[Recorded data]
____

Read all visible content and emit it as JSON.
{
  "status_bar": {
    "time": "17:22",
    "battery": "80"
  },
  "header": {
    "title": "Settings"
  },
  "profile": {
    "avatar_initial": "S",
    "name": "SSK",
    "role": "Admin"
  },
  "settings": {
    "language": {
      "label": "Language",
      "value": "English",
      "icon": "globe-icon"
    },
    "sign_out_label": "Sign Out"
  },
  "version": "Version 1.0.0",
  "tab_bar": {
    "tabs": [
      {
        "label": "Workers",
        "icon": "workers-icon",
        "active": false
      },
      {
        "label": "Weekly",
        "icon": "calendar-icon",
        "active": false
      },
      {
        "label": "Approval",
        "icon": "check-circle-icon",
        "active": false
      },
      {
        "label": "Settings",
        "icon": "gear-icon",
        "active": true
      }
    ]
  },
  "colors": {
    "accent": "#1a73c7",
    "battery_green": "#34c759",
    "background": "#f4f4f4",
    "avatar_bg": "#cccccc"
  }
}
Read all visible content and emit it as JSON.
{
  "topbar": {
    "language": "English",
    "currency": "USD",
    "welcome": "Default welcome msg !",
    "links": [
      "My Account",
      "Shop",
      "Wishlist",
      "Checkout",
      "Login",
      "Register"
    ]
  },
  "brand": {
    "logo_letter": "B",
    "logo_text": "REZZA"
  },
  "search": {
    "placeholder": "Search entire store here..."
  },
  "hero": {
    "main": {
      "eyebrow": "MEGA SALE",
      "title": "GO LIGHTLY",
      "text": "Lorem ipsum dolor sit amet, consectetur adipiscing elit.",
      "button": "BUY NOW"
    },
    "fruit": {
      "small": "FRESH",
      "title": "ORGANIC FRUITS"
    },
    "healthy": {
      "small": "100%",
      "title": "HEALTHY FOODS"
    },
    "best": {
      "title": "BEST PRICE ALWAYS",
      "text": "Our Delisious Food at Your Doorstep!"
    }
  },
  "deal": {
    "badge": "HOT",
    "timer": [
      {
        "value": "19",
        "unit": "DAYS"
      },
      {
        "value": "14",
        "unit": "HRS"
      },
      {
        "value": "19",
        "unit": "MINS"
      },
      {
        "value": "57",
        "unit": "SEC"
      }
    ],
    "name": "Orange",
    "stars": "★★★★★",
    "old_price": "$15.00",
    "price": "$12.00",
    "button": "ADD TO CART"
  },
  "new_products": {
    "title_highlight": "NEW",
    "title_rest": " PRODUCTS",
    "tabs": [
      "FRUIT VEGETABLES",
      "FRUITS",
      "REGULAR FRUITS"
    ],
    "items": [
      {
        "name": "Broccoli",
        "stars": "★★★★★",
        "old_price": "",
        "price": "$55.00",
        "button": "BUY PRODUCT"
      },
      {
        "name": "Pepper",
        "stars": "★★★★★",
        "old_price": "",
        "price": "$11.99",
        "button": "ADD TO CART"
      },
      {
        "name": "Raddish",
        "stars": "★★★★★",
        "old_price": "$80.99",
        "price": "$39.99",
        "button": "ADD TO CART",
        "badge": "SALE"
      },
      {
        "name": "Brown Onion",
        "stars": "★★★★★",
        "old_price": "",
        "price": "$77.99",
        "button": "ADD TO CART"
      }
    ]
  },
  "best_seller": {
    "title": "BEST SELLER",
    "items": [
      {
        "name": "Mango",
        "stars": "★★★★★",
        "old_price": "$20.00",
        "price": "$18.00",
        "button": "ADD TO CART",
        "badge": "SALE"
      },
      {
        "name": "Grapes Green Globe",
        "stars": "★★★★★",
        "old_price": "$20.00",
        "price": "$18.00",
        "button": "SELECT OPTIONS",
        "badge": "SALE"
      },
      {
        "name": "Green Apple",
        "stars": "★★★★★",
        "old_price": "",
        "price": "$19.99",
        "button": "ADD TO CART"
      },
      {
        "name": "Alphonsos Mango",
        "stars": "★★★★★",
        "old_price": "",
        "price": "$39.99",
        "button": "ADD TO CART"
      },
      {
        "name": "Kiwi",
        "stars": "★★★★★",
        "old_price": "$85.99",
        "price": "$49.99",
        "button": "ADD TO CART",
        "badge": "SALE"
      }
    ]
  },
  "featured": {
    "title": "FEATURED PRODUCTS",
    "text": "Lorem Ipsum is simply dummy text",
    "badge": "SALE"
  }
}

____

◆ **WRITTEN TASK**: Type out the whole listing above again, exactly as it stands.

◆ **OUTPUT FOR THIS EXERCISE**:
Read all visible content and emit it as JSON.
{
  "status_bar": {
    "time": "17:22",
    "battery": "80"
  },
  "header": {
    "title": "Settings"
  },
  "profile": {
    "avatar_initial": "S",
    "name": "SSK",
    "role": "Admin"
  },
  "settings": {
    "language": {
      "label": "Language",
      "value": "English",
      "icon": "globe-icon"
    },
    "sign_out_label": "Sign Out"
  },
  "version": "Version 1.0.0",
  "tab_bar": {
    "tabs": [
      {
        "label": "Workers",
        "icon": "workers-icon",
        "active": false
      },
      {
        "label": "Weekly",
        "icon": "calendar-icon",
        "active": false
      },
      {
        "label": "Approval",
        "icon": "check-circle-icon",
        "active": false
      },
      {
        "label": "Settings",
        "icon": "gear-icon",
        "active": true
      }
    ]
  },
  "colors": {
    "accent": "#1a73c7",
    "battery_green": "#34c759",
    "background": "#f4f4f4",
    "avatar_bg": "#cccccc"
  }
}
Read all visible content and emit it as JSON.
{
  "topbar": {
    "language": "English",
    "currency": "USD",
    "welcome": "Default welcome msg !",
    "links": [
      "My Account",
      "Shop",
      "Wishlist",
      "Checkout",
      "Login",
      "Register"
    ]
  },
  "brand": {
    "logo_letter": "B",
    "logo_text": "REZZA"
  },
  "search": {
    "placeholder": "Search entire store here..."
  },
  "hero": {
    "main": {
      "eyebrow": "MEGA SALE",
      "title": "GO LIGHTLY",
      "text": "Lorem ipsum dolor sit amet, consectetur adipiscing elit.",
      "button": "BUY NOW"
    },
    "fruit": {
      "small": "FRESH",
      "title": "ORGANIC FRUITS"
    },
    "healthy": {
      "small": "100%",
      "title": "HEALTHY FOODS"
    },
    "best": {
      "title": "BEST PRICE ALWAYS",
      "text": "Our Delisious Food at Your Doorstep!"
    }
  },
  "deal": {
    "badge": "HOT",
    "timer": [
      {
        "value": "19",
        "unit": "DAYS"
      },
      {
        "value": "14",
        "unit": "HRS"
      },
      {
        "value": "19",
        "unit": "MINS"
      },
      {
        "value": "57",
        "unit": "SEC"
      }
    ],
    "name": "Orange",
    "stars": "★★★★★",
    "old_price": "$15.00",
    "price": "$12.00",
    "button": "ADD TO CART"
  },
  "new_products": {
    "title_highlight": "NEW",
    "title_rest": " PRODUCTS",
    "tabs": [
      "FRUIT VEGETABLES",
      "FRUITS",
      "REGULAR FRUITS"
    ],
    "items": [
      {
        "name": "Broccoli",
        "stars": "★★★★★",
        "old_price": "",
        "price": "$55.00",
        "button": "BUY PRODUCT"
      },
      {
        "name": "Pepper",
        "stars": "★★★★★",
        "old_price": "",
        "price": "$11.99",
        "button": "ADD TO CART"
      },
      {
        "name": "Raddish",
        "stars": "★★★★★",
        "old_price": "$80.99",
        "price": "$39.99",
        "button": "ADD TO CART",
        "badge": "SALE"
      },
      {
        "name": "Brown Onion",
        "stars": "★★★★★",
        "old_price": "",
        "price": "$77.99",
        "button": "ADD TO CART"
      }
    ]
  },
  "best_seller": {
    "title": "BEST SELLER",
    "items": [
      {
        "name": "Mango",
        "stars": "★★★★★",
        "old_price": "$20.00",
        "price": "$18.00",
        "button": "ADD TO CART",
        "badge": "SALE"
      },
      {
        "name": "Grapes Green Globe",
        "stars": "★★★★★",
        "old_price": "$20.00",
        "price": "$18.00",
        "button": "SELECT OPTIONS",
        "badge": "SALE"
      },
      {
        "name": "Green Apple",
        "stars": "★★★★★",
        "old_price": "",
        "price": "$19.99",
        "button": "ADD TO CART"
      },
      {
        "name": "Alphonsos Mango",
        "stars": "★★★★★",
        "old_price": "",
        "price": "$39.99",
        "button": "ADD TO CART"
      },
      {
        "name": "Kiwi",
        "stars": "★★★★★",
        "old_price": "$85.99",
        "price": "$49.99",
        "button": "ADD TO CART",
        "badge": "SALE"
      }
    ]
  },
  "featured": {
    "title": "FEATURED PRODUCTS",
    "text": "Lorem Ipsum is simply dummy text",
    "badge": "SALE"
  }
}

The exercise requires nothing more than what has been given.